Well, I personally choose PostgreSQL for my personal stuff, but your logic doesn't hold. PostgreSQL was slow, but correct. Now it is fast and correct. MySQL was fast, but wrong. Now it is fast and correct. Most of the reasoning behind picking one or the other has disappeared and we're left scraping the bottom of the nitpick barrel trying to convince people to use one over the other.
As for why someone would choose MySQL, there are a bunch of reasons. There are a lot more people with MySQL experience out there. MySQL has better replication facilities (and I've set up replication with MySQL, Slony-I and PgPool-II). I'd really like to see Mammoth Replicator become the standard in the PostgreSQL community (as well as for 1.8 to be out of beta) as I think it's a considerably better replication design than the other options in PostgreSQL, but right now MySQL replication looks a lot better. Maybe you have a good use for one of MySQL's less used storage engines. MySQL Cluster looks interesting, but I wouldn't trust my data to it today (even if Zillow seems to think it's the best thing since sliced bread).
The differences between the two are really minor today. Choose whichever one you like, but there are definite reasons to choose either one.
You start by saying you'll have 5,000 people who want 1,000 different pages with some updates, some selects, etc. Well, once you have more queries than cores, the benefit of splitting work over multiple cores is gone since none of the queries can logically use even a whole single core given the level of concurrency.

* [Provided information]
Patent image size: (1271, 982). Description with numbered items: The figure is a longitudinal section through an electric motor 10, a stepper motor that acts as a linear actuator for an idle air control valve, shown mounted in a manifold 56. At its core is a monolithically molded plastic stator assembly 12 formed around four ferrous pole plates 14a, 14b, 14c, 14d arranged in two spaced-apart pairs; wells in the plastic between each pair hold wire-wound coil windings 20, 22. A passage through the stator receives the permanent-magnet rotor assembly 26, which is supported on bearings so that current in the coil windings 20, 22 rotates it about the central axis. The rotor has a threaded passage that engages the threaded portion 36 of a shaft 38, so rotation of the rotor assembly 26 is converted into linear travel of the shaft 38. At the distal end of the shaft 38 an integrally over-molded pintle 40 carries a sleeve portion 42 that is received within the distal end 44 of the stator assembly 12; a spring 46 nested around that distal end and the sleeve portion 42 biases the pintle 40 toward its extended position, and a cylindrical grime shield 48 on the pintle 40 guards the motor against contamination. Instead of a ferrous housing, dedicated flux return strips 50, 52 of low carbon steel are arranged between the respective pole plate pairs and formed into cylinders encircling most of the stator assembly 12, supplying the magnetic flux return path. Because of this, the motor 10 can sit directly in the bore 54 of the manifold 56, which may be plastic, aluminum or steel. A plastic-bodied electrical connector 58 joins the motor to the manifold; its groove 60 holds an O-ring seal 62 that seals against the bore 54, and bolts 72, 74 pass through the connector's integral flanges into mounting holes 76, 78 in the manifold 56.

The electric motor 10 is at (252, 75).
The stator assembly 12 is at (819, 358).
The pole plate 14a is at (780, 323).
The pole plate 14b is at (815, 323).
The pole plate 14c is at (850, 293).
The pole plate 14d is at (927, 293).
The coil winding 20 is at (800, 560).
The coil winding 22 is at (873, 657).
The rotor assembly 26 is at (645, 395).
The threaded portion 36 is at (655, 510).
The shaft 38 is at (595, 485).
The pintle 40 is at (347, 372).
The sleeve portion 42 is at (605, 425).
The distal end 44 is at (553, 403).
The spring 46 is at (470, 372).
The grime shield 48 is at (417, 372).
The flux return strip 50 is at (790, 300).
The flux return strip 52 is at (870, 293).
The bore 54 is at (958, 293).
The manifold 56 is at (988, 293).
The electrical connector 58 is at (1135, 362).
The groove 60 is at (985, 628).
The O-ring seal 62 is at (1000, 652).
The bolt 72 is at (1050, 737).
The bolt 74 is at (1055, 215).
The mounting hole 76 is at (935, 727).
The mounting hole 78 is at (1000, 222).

* [Instructions for the task] Write down the part of the database comment word for word, starting at "The differences between" and ending at "level of concurrency.". Please rely on the database comment by itself, not on the rows.

* [Reply to the task]
The differences between the two are really minor today. Choose whichever one you like, but there are definite reasons to choose either one.
You start by saying you'll have 5,000 people who want 1,000 different pages with some updates, some selects, etc. Well, once you have more queries than cores, the benefit of splitting work over multiple cores is gone since none of the queries can logically use even a whole single core given the level of concurrency.